#### Data listing
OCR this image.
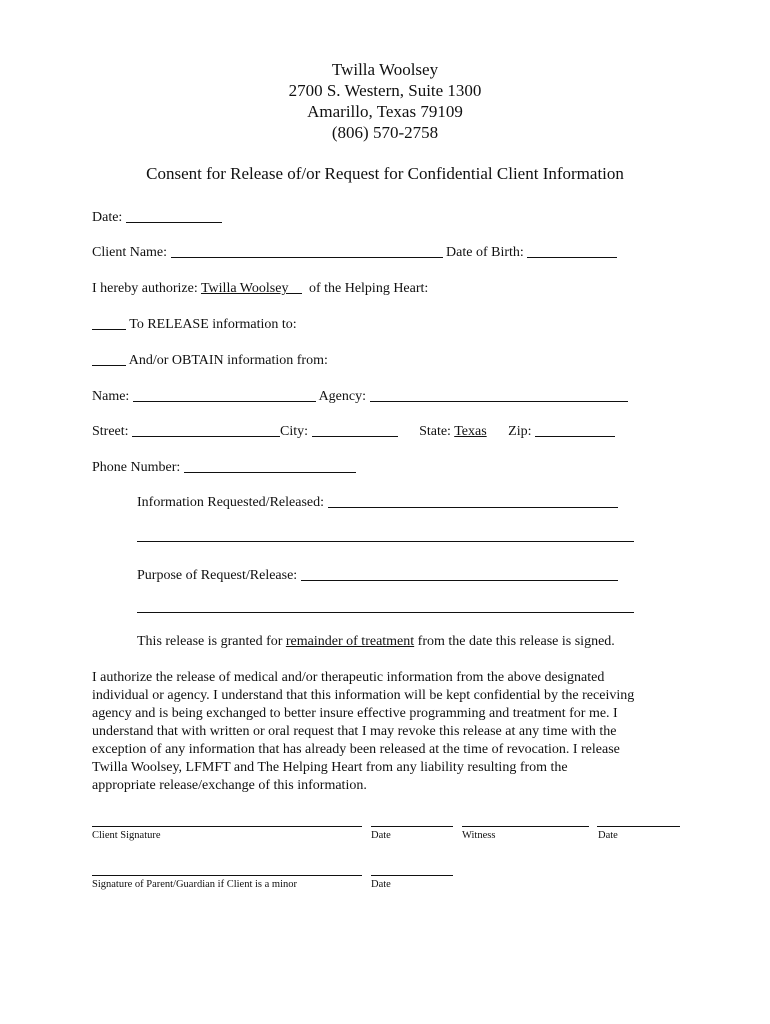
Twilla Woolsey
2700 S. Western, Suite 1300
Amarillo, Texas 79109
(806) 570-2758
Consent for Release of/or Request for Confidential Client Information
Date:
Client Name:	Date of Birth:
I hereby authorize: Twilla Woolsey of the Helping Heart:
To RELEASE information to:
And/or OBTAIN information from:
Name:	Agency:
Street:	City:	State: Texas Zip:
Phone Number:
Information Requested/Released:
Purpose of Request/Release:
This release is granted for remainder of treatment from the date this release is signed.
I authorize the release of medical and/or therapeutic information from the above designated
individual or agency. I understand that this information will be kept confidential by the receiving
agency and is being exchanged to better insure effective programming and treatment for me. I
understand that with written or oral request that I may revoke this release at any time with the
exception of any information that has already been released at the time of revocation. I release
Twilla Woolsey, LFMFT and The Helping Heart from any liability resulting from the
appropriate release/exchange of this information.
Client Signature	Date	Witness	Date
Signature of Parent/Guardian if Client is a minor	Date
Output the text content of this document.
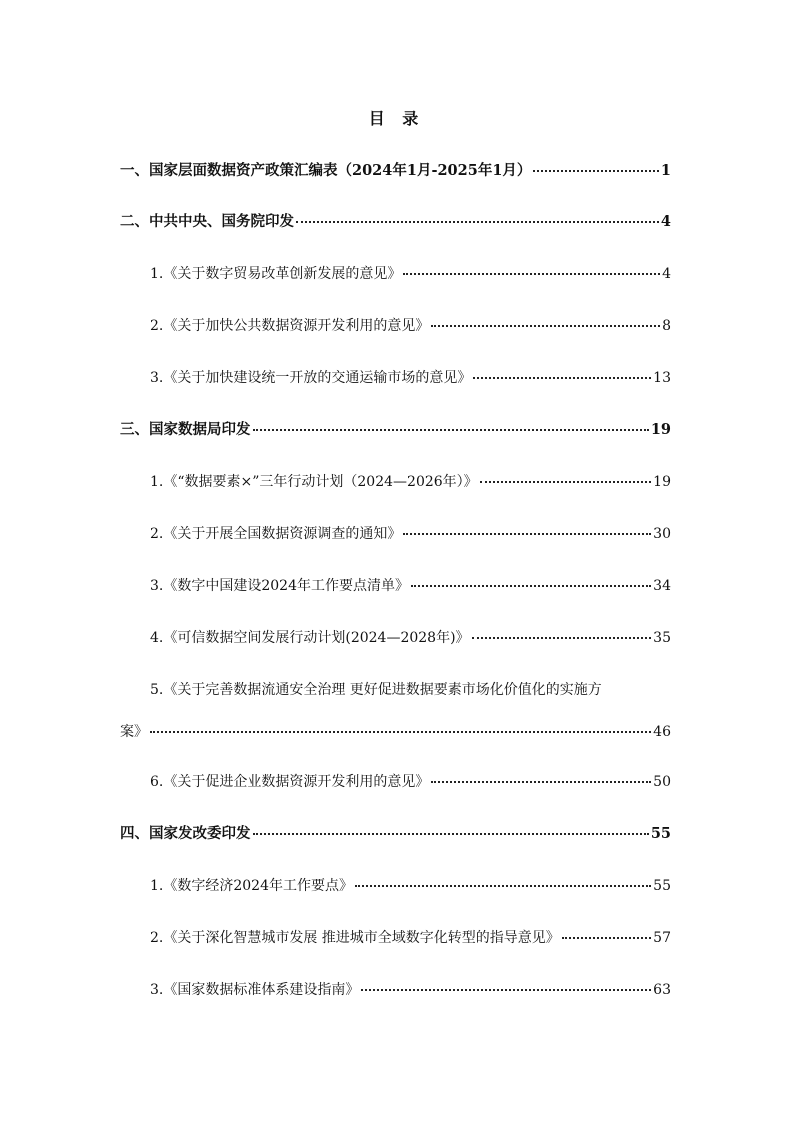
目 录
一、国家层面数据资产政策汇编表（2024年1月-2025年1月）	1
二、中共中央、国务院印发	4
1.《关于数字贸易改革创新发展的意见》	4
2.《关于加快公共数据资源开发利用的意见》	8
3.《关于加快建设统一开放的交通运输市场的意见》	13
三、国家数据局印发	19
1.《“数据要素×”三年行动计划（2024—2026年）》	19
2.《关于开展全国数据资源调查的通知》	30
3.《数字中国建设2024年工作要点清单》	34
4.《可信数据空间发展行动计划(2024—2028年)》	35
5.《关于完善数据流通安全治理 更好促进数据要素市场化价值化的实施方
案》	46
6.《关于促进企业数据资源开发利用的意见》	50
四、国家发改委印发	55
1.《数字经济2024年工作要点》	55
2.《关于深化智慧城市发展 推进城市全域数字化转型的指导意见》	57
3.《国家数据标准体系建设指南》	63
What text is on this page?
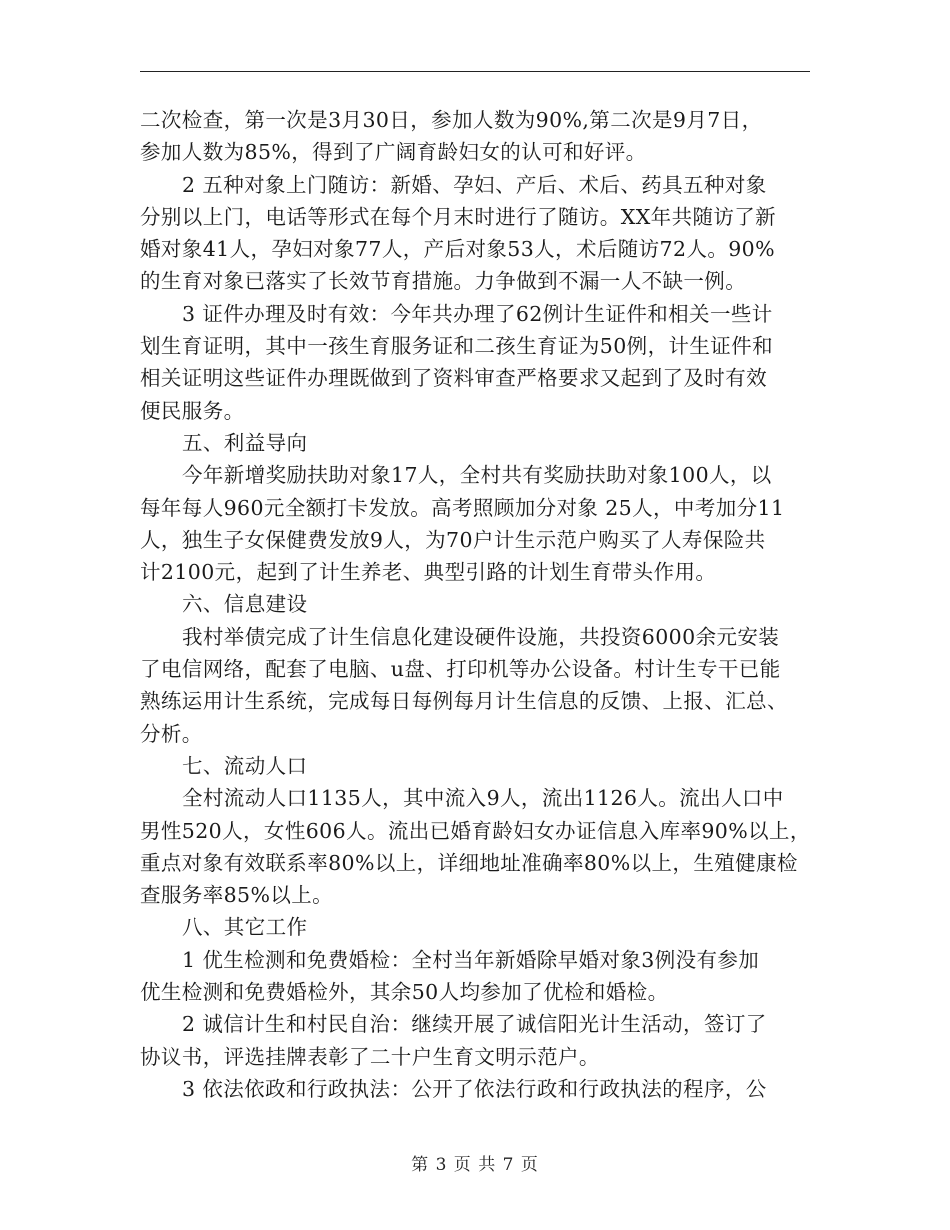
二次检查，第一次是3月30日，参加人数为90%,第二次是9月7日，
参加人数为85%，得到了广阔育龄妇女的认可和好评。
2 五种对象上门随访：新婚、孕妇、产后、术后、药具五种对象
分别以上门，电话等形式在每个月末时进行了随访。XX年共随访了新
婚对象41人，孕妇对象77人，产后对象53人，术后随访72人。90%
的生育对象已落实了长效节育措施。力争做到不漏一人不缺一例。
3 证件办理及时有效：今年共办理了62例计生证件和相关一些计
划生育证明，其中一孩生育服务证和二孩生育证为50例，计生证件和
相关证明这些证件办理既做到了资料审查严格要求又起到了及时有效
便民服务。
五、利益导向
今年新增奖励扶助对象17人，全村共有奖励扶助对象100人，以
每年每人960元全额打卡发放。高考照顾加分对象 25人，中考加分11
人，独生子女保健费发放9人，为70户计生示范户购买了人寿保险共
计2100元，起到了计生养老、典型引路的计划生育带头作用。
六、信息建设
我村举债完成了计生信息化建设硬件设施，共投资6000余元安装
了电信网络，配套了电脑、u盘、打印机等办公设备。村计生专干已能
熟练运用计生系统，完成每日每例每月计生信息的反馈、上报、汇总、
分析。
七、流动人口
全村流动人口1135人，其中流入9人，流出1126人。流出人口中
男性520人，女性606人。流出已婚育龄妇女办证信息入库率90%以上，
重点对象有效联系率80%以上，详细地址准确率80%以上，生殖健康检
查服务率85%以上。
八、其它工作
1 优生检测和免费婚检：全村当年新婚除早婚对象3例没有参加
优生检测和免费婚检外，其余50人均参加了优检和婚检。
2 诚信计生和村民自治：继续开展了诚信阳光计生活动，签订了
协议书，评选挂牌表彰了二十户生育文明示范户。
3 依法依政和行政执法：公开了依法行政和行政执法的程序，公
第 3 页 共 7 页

* * *

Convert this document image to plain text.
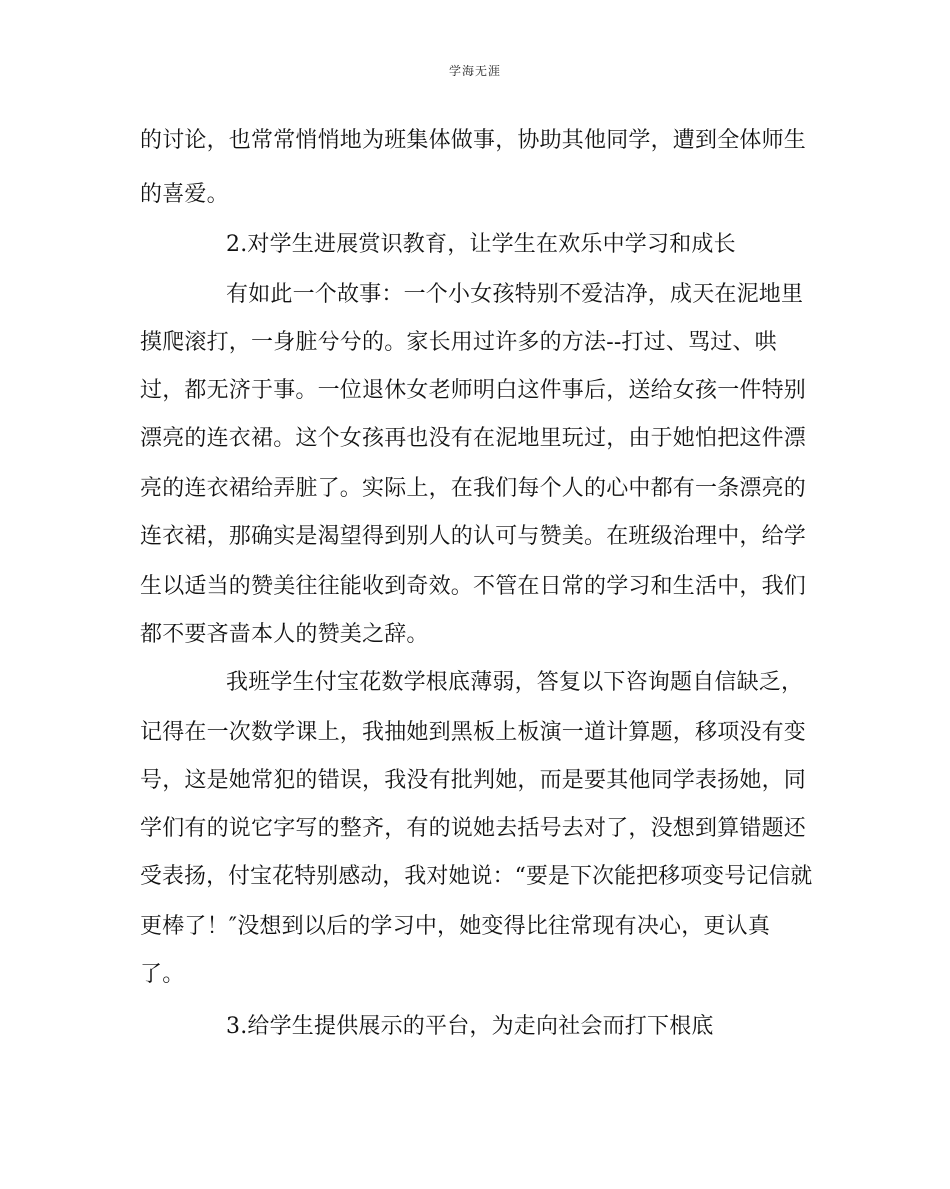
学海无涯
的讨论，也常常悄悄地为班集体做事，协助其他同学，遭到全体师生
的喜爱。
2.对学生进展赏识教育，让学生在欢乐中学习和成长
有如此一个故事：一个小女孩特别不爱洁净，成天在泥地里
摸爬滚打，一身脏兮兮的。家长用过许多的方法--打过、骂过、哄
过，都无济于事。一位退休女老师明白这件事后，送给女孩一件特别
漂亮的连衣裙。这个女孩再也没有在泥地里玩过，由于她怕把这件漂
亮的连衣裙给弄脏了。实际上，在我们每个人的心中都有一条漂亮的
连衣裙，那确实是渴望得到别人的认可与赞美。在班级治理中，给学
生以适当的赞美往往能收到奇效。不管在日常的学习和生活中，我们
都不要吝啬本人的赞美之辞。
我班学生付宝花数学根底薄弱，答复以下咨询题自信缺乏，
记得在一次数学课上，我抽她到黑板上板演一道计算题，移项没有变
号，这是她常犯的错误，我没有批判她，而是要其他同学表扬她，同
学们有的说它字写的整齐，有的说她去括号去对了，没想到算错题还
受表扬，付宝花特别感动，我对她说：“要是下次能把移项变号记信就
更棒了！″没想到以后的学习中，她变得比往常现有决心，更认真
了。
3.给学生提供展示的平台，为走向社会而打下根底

...

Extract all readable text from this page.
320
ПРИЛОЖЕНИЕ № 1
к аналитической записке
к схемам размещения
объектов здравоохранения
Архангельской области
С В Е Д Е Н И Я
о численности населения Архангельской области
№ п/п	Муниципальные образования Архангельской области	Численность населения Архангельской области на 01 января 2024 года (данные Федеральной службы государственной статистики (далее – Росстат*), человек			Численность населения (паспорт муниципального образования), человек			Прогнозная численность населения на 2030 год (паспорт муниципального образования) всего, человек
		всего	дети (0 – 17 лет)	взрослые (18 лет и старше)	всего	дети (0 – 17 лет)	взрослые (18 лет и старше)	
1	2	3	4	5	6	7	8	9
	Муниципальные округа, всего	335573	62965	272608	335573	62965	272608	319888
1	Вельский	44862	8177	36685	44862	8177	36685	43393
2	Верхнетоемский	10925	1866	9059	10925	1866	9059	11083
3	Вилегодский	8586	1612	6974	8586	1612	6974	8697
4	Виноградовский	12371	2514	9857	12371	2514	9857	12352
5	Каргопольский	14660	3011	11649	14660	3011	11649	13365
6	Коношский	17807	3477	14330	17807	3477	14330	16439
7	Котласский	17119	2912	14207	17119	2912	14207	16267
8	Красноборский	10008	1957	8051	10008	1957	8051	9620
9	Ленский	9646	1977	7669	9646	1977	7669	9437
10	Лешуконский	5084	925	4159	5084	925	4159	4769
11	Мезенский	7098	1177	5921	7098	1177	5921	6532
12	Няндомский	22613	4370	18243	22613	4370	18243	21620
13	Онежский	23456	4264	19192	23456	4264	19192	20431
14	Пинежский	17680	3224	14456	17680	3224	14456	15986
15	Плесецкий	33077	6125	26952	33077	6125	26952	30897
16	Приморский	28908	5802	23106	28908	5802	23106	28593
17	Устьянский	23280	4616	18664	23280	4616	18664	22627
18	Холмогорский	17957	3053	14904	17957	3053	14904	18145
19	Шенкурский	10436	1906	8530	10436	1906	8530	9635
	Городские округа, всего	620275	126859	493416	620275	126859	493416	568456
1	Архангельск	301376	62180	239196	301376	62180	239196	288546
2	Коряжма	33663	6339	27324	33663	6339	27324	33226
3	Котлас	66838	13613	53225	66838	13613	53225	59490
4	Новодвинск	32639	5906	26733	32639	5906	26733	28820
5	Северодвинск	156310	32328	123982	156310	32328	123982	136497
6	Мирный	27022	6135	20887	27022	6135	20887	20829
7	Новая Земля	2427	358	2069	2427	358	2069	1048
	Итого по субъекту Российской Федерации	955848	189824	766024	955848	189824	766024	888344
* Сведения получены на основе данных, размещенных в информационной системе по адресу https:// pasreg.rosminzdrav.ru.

#### Instruction
Above are some records. Count the lines among them with the word "Helping", and answer with the number only.

#### Exercise answer
2